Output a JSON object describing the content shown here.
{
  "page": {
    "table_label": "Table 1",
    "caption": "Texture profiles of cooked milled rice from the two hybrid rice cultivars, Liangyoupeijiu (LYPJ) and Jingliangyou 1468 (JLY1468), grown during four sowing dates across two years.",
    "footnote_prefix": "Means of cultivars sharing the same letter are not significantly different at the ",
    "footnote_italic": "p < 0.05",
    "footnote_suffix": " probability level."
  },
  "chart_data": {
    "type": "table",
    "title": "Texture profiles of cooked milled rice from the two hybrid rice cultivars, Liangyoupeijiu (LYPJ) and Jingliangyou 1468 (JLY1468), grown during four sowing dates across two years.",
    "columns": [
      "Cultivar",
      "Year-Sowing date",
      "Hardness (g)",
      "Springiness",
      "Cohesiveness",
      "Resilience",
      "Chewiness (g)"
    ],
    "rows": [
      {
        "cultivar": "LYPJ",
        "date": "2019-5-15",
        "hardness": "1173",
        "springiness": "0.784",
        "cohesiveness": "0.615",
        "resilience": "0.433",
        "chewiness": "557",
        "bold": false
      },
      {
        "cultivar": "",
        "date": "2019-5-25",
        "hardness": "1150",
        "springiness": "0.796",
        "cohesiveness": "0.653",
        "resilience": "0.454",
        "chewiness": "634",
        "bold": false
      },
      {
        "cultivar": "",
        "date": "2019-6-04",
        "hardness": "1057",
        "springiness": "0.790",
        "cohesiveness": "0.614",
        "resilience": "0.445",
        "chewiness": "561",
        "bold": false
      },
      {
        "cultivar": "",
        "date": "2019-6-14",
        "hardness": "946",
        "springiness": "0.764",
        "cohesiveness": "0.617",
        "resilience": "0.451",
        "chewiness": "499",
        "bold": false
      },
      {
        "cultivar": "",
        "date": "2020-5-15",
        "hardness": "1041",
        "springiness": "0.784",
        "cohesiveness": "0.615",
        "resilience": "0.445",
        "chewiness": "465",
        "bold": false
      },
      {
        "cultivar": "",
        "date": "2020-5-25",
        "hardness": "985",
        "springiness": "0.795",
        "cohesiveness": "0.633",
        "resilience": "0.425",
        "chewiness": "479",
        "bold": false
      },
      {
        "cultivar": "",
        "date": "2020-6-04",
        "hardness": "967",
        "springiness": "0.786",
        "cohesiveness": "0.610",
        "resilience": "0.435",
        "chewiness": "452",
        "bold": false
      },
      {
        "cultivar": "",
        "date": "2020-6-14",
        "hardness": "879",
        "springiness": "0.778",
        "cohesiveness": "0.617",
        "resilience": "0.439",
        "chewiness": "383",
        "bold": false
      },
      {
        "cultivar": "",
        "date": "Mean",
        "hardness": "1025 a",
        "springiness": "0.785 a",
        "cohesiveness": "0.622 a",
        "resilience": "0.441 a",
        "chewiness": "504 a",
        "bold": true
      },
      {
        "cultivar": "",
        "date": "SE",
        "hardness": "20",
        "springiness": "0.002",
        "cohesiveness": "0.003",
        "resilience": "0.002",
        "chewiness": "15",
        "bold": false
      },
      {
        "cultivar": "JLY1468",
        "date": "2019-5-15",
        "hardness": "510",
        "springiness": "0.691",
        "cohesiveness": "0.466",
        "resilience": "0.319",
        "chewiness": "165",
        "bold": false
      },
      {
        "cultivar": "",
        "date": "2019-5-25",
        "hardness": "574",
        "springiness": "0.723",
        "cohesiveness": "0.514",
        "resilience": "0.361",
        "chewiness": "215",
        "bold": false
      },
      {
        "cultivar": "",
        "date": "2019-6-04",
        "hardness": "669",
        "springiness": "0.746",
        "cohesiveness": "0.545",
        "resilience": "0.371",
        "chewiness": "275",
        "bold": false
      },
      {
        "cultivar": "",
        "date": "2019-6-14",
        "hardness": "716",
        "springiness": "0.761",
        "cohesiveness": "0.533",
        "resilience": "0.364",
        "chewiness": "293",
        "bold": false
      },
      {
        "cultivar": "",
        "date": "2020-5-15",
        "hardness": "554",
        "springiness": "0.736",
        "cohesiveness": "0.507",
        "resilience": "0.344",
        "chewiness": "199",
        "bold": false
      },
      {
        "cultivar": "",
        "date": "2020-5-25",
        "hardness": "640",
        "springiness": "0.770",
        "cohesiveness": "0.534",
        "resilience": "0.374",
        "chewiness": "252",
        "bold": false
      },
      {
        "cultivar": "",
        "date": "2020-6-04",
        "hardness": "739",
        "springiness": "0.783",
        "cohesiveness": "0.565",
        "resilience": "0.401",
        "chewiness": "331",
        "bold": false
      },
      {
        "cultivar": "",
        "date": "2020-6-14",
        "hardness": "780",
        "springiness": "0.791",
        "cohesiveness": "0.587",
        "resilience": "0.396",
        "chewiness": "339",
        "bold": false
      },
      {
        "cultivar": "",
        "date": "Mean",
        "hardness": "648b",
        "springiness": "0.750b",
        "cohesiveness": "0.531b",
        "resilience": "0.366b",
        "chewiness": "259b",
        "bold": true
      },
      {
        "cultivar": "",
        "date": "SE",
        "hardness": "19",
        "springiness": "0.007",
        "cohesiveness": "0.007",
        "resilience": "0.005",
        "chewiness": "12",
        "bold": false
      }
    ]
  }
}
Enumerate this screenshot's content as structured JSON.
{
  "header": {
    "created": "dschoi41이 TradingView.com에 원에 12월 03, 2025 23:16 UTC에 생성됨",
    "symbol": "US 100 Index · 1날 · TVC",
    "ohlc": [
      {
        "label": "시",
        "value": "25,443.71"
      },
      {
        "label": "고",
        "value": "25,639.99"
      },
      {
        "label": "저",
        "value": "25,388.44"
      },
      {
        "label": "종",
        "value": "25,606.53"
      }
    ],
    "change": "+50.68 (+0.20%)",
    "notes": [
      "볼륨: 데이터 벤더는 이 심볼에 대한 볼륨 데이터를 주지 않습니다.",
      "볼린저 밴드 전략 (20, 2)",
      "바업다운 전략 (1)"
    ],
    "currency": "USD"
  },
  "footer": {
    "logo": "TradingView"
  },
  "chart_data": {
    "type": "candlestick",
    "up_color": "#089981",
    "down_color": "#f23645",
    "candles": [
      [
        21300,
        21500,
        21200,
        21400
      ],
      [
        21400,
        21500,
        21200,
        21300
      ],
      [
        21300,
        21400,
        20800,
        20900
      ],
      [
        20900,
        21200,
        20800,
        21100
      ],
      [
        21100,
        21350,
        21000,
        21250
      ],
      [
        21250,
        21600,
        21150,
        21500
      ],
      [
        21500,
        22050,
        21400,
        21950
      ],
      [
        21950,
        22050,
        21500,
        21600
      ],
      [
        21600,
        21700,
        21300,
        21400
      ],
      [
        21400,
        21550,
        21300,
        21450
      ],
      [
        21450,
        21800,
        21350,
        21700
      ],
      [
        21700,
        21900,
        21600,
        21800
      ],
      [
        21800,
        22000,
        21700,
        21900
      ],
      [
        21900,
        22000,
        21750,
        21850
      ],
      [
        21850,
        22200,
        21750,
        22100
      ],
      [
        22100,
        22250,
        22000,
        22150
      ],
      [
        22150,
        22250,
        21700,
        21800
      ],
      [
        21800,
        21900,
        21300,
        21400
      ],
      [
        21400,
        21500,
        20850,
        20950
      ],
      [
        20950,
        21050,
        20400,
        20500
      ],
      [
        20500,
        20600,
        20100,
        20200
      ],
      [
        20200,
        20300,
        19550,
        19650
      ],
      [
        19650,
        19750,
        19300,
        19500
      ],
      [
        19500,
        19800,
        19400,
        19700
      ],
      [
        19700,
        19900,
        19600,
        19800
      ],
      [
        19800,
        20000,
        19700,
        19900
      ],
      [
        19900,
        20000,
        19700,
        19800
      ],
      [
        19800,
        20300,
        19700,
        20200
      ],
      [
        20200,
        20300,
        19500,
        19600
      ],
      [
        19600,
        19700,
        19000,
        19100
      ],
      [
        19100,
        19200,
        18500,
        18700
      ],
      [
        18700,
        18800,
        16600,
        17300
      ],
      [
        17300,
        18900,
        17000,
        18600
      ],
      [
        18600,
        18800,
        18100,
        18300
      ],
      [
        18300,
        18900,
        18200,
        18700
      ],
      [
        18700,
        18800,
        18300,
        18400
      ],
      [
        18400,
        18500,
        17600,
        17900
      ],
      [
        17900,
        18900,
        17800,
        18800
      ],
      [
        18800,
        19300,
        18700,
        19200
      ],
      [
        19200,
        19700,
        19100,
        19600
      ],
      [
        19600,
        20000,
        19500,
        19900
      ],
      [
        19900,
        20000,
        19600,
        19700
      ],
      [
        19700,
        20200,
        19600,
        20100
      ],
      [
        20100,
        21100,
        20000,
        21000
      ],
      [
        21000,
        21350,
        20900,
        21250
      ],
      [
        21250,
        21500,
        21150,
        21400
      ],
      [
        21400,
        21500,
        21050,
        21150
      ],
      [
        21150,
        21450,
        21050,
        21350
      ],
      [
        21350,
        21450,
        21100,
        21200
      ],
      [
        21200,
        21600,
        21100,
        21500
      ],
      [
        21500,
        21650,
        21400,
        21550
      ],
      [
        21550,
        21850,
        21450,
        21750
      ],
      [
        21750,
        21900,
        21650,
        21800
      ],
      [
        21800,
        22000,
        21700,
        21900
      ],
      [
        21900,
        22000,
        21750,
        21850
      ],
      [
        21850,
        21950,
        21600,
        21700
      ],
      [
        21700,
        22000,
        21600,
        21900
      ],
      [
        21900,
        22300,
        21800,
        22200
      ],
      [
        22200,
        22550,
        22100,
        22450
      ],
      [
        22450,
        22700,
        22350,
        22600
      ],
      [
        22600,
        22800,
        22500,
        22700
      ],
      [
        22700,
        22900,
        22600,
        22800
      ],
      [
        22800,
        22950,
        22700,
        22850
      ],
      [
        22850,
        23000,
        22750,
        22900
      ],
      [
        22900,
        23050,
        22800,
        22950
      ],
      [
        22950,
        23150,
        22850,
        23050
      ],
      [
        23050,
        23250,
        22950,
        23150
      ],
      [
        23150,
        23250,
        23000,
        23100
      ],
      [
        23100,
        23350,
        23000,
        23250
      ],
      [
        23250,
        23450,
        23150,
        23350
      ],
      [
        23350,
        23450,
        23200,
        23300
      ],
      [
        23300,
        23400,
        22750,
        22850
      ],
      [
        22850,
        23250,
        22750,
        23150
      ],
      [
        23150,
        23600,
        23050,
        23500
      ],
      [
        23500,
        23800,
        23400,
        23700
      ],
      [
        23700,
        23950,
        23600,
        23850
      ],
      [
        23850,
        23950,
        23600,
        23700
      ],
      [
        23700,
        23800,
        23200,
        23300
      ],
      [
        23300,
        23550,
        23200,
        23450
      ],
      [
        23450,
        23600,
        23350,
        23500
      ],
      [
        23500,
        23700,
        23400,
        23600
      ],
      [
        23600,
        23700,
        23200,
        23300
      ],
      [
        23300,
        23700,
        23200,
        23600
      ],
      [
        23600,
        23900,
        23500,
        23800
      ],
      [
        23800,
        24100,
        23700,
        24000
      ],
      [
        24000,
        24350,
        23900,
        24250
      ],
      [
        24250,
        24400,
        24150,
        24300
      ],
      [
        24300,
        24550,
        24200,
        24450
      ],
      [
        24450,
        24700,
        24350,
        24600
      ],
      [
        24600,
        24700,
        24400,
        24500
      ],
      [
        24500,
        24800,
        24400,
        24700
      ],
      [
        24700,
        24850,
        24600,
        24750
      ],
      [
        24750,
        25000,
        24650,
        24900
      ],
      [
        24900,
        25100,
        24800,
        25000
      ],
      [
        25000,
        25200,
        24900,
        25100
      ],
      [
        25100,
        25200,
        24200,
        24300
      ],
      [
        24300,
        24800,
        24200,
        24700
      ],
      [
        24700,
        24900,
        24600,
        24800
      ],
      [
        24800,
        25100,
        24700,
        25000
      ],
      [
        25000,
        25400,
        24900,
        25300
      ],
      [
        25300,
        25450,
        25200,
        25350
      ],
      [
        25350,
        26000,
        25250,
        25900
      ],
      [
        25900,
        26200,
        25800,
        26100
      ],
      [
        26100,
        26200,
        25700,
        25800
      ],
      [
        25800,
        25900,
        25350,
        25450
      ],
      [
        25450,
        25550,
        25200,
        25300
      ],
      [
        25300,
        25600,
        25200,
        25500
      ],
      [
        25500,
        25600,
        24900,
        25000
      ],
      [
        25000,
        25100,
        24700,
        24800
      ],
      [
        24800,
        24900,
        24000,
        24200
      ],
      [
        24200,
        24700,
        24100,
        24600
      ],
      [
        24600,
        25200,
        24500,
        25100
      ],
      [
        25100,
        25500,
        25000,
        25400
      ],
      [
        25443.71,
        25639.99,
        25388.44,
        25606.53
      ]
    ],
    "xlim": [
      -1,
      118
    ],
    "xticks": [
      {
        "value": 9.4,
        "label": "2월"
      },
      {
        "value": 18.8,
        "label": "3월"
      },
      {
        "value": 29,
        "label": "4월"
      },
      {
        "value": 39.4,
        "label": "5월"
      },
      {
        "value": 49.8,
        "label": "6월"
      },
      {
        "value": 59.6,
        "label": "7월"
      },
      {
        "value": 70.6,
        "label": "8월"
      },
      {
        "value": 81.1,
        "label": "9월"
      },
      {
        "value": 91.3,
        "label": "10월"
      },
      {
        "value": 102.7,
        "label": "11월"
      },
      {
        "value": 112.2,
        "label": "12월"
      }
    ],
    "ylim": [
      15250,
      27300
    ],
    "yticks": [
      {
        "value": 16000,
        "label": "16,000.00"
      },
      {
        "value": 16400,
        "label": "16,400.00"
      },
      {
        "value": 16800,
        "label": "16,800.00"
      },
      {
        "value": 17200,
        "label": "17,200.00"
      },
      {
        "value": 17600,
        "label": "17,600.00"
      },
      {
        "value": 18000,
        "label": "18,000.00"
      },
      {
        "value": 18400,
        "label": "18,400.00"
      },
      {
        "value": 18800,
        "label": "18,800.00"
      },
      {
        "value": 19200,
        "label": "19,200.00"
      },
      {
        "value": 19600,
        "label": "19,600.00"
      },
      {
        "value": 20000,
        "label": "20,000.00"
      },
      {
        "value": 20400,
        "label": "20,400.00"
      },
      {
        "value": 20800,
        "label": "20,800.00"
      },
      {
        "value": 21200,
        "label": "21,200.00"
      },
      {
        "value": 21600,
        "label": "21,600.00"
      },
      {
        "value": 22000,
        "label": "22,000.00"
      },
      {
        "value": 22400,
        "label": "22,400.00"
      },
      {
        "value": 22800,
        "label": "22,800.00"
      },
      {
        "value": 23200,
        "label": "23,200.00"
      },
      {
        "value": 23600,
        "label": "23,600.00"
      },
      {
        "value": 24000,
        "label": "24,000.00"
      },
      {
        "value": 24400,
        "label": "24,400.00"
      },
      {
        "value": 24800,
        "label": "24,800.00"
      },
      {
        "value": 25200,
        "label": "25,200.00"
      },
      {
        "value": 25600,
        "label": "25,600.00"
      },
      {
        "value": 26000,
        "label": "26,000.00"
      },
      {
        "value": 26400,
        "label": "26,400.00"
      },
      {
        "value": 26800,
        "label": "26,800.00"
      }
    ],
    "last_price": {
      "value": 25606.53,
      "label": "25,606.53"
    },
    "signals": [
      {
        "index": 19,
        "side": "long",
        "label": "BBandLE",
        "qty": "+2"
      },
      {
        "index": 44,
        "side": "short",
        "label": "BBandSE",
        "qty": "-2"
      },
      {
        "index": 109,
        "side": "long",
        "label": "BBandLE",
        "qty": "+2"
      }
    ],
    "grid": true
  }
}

= = = =

GIVEN INSTRUCTION: Look through the entries above; copy every line holding the string "profiles".

EXERCISE ANSWER:
    "caption": "Texture profiles of cooked milled rice from the two hybrid rice cultivars, Liangyoupeijiu (LYPJ) and Jingliangyou 1468 (JLY1468), grown during four sowing dates across two years.",
    "title": "Texture profiles of cooked milled rice from the two hybrid rice cultivars, Liangyoupeijiu (LYPJ) and Jingliangyou 1468 (JLY1468), grown during four sowing dates across two years.",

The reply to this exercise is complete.